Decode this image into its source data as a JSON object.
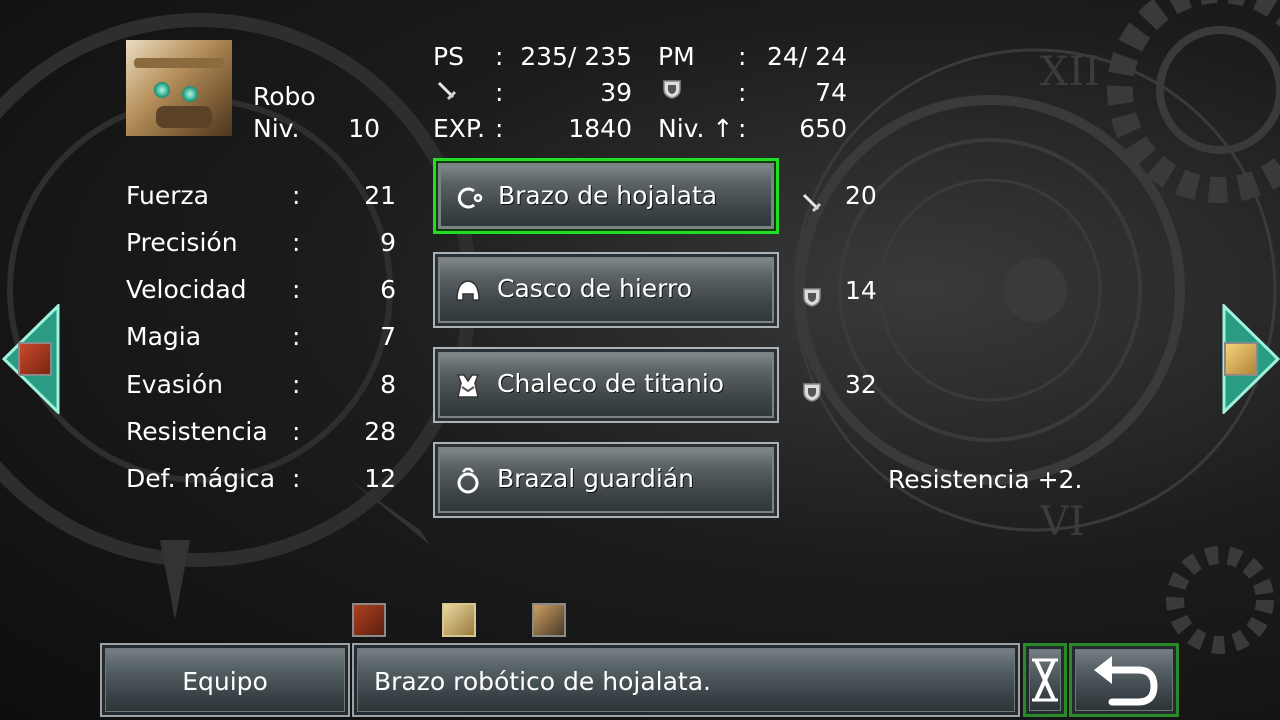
{
  "character": {
    "name": "Robo",
    "level_label": "Niv.",
    "level": "10"
  },
  "top_stats": {
    "hp_label": "PS",
    "hp": "235/ 235",
    "mp_label": "PM",
    "mp": "24/ 24",
    "attack": "39",
    "defense": "74",
    "exp_label": "EXP.",
    "exp": "1840",
    "next_label": "Niv. ↑",
    "next": "650",
    "colon": ":"
  },
  "attributes": [
    {
      "label": "Fuerza",
      "value": "21"
    },
    {
      "label": "Precisión",
      "value": "9"
    },
    {
      "label": "Velocidad",
      "value": "6"
    },
    {
      "label": "Magia",
      "value": "7"
    },
    {
      "label": "Evasión",
      "value": "8"
    },
    {
      "label": "Resistencia",
      "value": "28"
    },
    {
      "label": "Def. mágica",
      "value": "12"
    }
  ],
  "equipment": [
    {
      "slot": "weapon",
      "name": "Brazo de hojalata",
      "stat": "20",
      "stat_icon": "sword-icon"
    },
    {
      "slot": "helmet",
      "name": "Casco de hierro",
      "stat": "14",
      "stat_icon": "shield-icon"
    },
    {
      "slot": "armor",
      "name": "Chaleco de titanio",
      "stat": "32",
      "stat_icon": "shield-icon"
    },
    {
      "slot": "accessory",
      "name": "Brazal guardián",
      "stat": "Resistencia +2.",
      "stat_icon": ""
    }
  ],
  "bottom": {
    "menu_label": "Equipo",
    "description": "Brazo robótico de hojalata."
  },
  "colors": {
    "selected_border": "#22dd22",
    "nav_arrow": "#3fc0a0"
  }
}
+++
Copy each line of the records containing the string "Resistencia".

# Output for this exercise
      "label": "Resistencia",
      "stat": "Resistencia +2.",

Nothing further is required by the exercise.